Short task.
Here are records with pictures in them. Copy all of them exactly and leave the pictures out.

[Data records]
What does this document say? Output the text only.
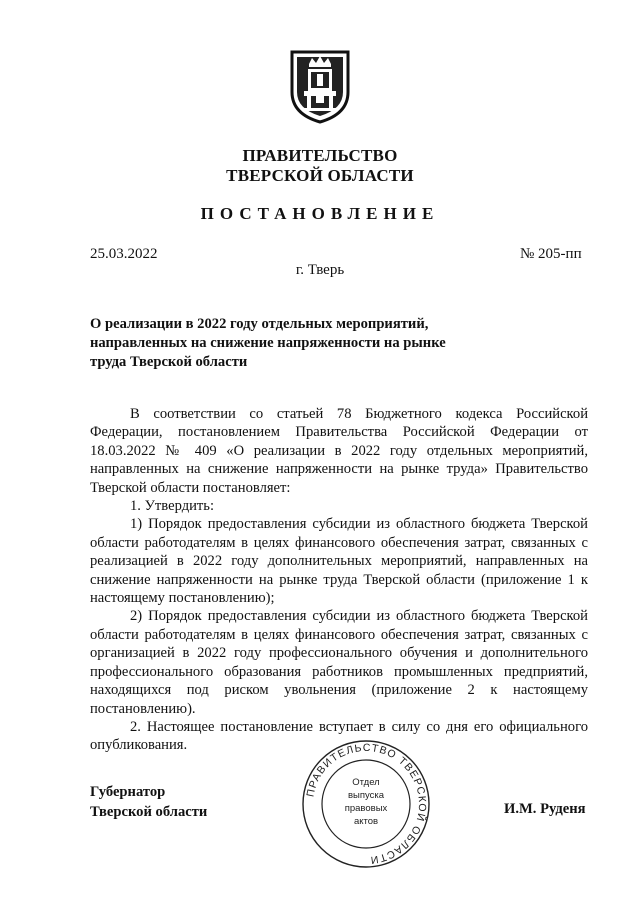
ПРАВИТЕЛЬСТВО
ТВЕРСКОЙ ОБЛАСТИ
ПОСТАНОВЛЕНИЕ
25.03.2022	№ 205-пп
г. Тверь
О реализации в 2022 году отдельных мероприятий,
направленных на снижение напряженности на рынке
труда Тверской области

В соответствии со статьей 78 Бюджетного кодекса Российской Федерации, постановлением Правительства Российской Федерации от 18.03.2022 № 409 «О реализации в 2022 году отдельных мероприятий, направленных на снижение напряженности на рынке труда» Правительство Тверской области постановляет:

1. Утвердить:

1) Порядок предоставления субсидии из областного бюджета Тверской области работодателям в целях финансового обеспечения затрат, связанных с реализацией в 2022 году дополнительных мероприятий, направленных на снижение напряженности на рынке труда Тверской области (приложение 1 к настоящему постановлению);

2) Порядок предоставления субсидии из областного бюджета Тверской области работодателям в целях финансового обеспечения затрат, связанных с организацией в 2022 году профессионального обучения и дополнительного профессионального образования работников промышленных предприятий, находящихся под риском увольнения (приложение 2 к настоящему постановлению).

2. Настоящее постановление вступает в силу со дня его официального опубликования.

Губернатор
Тверской области	И.М. Руденя
ПРАВИТЕЛЬСТВО ТВЕРСКОЙ ОБЛАСТИ
Отдел
выпуска
правовых
актов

Solved problem.
What does this document say? Output the text only.
ПРАВИТЕЛЬСТВО
ТВЕРСКОЙ ОБЛАСТИ
ПОСТАНОВЛЕНИЕ
25.03.2022	№ 205-пп
г. Тверь
О реализации в 2022 году отдельных мероприятий,
направленных на снижение напряженности на рынке
труда Тверской области

В соответствии со статьей 78 Бюджетного кодекса Российской Федерации, постановлением Правительства Российской Федерации от 18.03.2022 № 409 «О реализации в 2022 году отдельных мероприятий, направленных на снижение напряженности на рынке труда» Правительство Тверской области постановляет:

1. Утвердить:

1) Порядок предоставления субсидии из областного бюджета Тверской области работодателям в целях финансового обеспечения затрат, связанных с реализацией в 2022 году дополнительных мероприятий, направленных на снижение напряженности на рынке труда Тверской области (приложение 1 к настоящему постановлению);

2) Порядок предоставления субсидии из областного бюджета Тверской области работодателям в целях финансового обеспечения затрат, связанных с организацией в 2022 году профессионального обучения и дополнительного профессионального образования работников промышленных предприятий, находящихся под риском увольнения (приложение 2 к настоящему постановлению).

2. Настоящее постановление вступает в силу со дня его официального опубликования.

Губернатор
Тверской области	И.М. Руденя
ПРАВИТЕЛЬСТВО ТВЕРСКОЙ ОБЛАСТИ
Отдел
выпуска
правовых
актов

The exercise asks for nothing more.